(Extracted data entries)
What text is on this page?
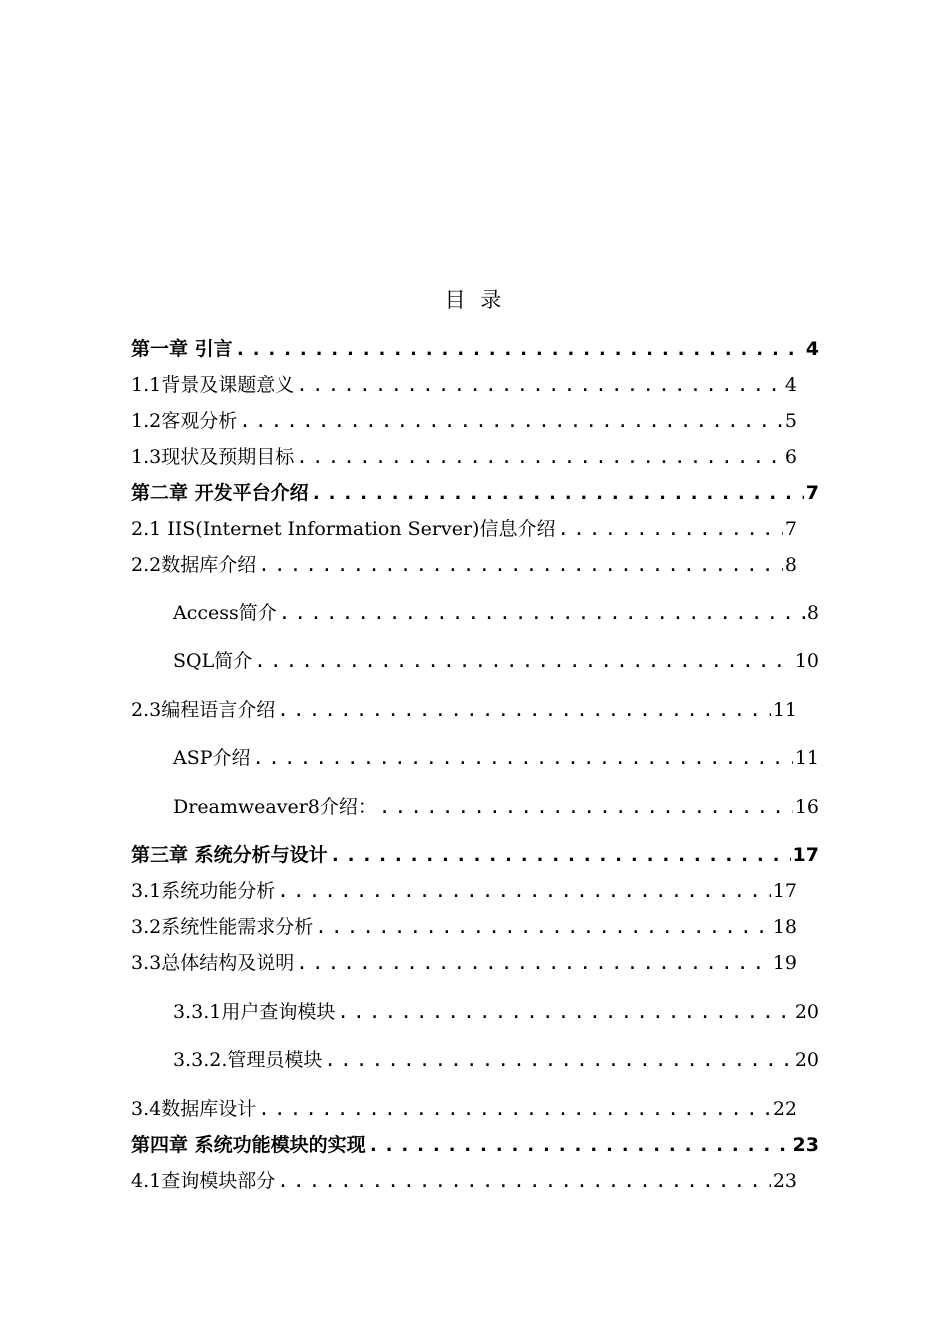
目 录
第一章 引言 .....	4
1.1背景及课题意义 .....	4
1.2客观分析 .....	5
1.3现状及预期目标 .....	6
第二章 开发平台介绍 .....	7
2.1 IIS(Internet Information Server)信息介绍 .....	7
2.2数据库介绍 .....	8
Access简介 .....	8
SQL简介 .....	10
2.3编程语言介绍 .....	11
ASP介绍 .....	11
Dreamweaver8介绍： .....	16
第三章 系统分析与设计 .....	17
3.1系统功能分析 .....	17
3.2系统性能需求分析 .....	18
3.3总体结构及说明 .....	19
3.3.1用户查询模块 .....	20
3.3.2.管理员模块 .....	20
3.4数据库设计 .....	22
第四章 系统功能模块的实现 .....	23
4.1查询模块部分 .....	23
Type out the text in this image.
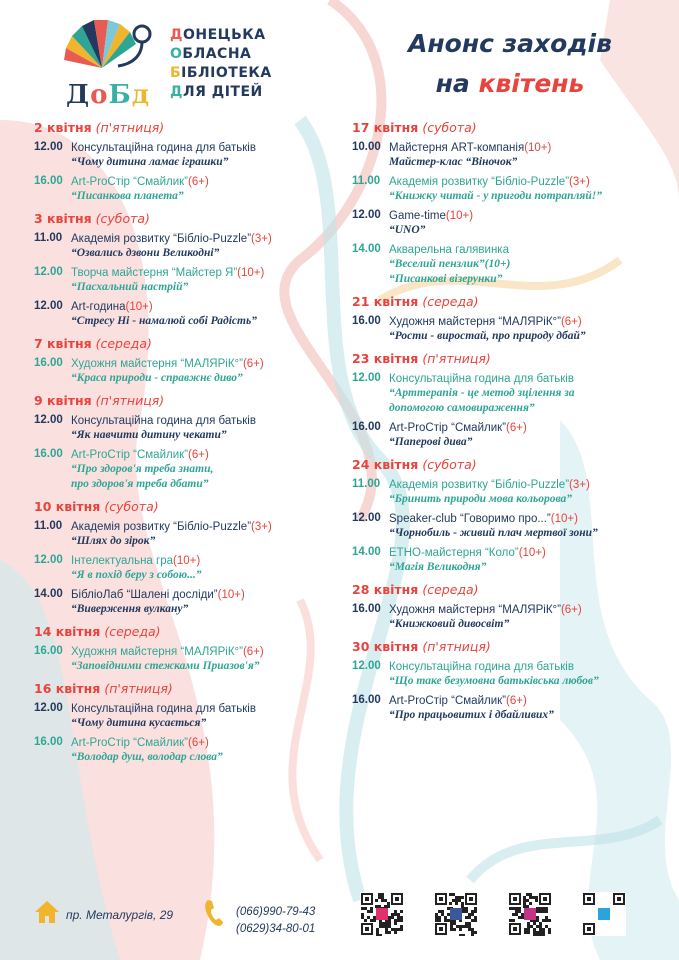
ДоБд
ДОНЕЦЬКА
ОБЛАСНА
БІБЛІОТЕКА
ДЛЯ ДІТЕЙ
Анонс заходів
на квітень
2 квітня (п'ятниця)
12.00 Консультаційна година для батьків
“Чому дитина ламає іграшки”
16.00 Art-ProСтір “Смайлик”(6+)
“Писанкова планета”
3 квітня (субота)
11.00 Академія розвитку “Бібліо-Puzzle”(3+)
“Озвались дзвони Великодні”
12.00 Творча майстерня “Майстер Я”(10+)
“Пасхальний настрій”
12.00 Art-година(10+)
“Стресу Ні - намалюй собі Радість”
7 квітня (середа)
16.00 Художня майстерня “МАЛЯРіК°”(6+)
“Краса природи - справжнє диво”
9 квітня (п'ятниця)
12.00 Консультаційна година для батьків
“Як навчити дитину чекати”
16.00 Art-ProСтір “Смайлик”(6+)
“Про здоров'я треба знати,
про здоров'я треба дбати”
10 квітня (субота)
11.00 Академія розвитку “Бібліо-Puzzle”(3+)
“Шлях до зірок”
12.00 Інтелектуальна гра(10+)
“Я в похід беру з собою...”
14.00 БібліоЛаб “Шалені досліди”(10+)
“Виверження вулкану”
14 квітня (середа)
16.00 Художня майстерня “МАЛЯРіК°”(6+)
“Заповідними стежками Приазов'я”
16 квітня (п'ятниця)
12.00 Консультаційна година для батьків
“Чому дитина кусається”
16.00 Art-ProСтір “Смайлик”(6+)
“Володар душ, володар слова”
17 квітня (субота)
10.00 Майстерня ART-компанія(10+)
Майстер-клас “Віночок”
11.00 Академія розвитку “Бібліо-Puzzle”(3+)
“Книжку читай - у пригоди потрапляй!”
12.00 Game-time(10+)
“UNO”
14.00 Акварельна галявинка
“Веселий пензлик”(10+)
“Писанкові візерунки”
21 квітня (середа)
16.00 Художня майстерня “МАЛЯРіК°”(6+)
“Рости - виростай, про природу дбай”
23 квітня (п'ятниця)
12.00 Консультаційна година для батьків
“Арттерапія - це метод зцілення за
допомогою самовираження”
16.00 Art-ProСтір “Смайлик”(6+)
“Паперові дива”
24 квітня (субота)
11.00 Академія розвитку “Бібліо-Puzzle”(3+)
“Бринить природи мова кольорова”
12.00 Speaker-club “Говоримо про...”(10+)
“Чорнобиль - живий плач мертвої зони”
14.00 ЕТНО-майстерня “Коло”(10+)
“Магія Великодня”
28 квітня (середа)
16.00 Художня майстерня “МАЛЯРіК°”(6+)
“Книжковий дивосвіт”
30 квітня (п'ятниця)
12.00 Консультаційна година для батьків
“Що таке безумовна батьківська любов”
16.00 Art-ProСтір “Смайлик”(6+)
“Про працьовитих і дбайливих”
пр. Металургів, 29	(066)990-79-43
(0629)34-80-01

* _Set task_: All lines in the data that contain the word "середа" should be copied.

* _Result of this exercise_:
7 квітня (середа)
14 квітня (середа)
21 квітня (середа)
28 квітня (середа)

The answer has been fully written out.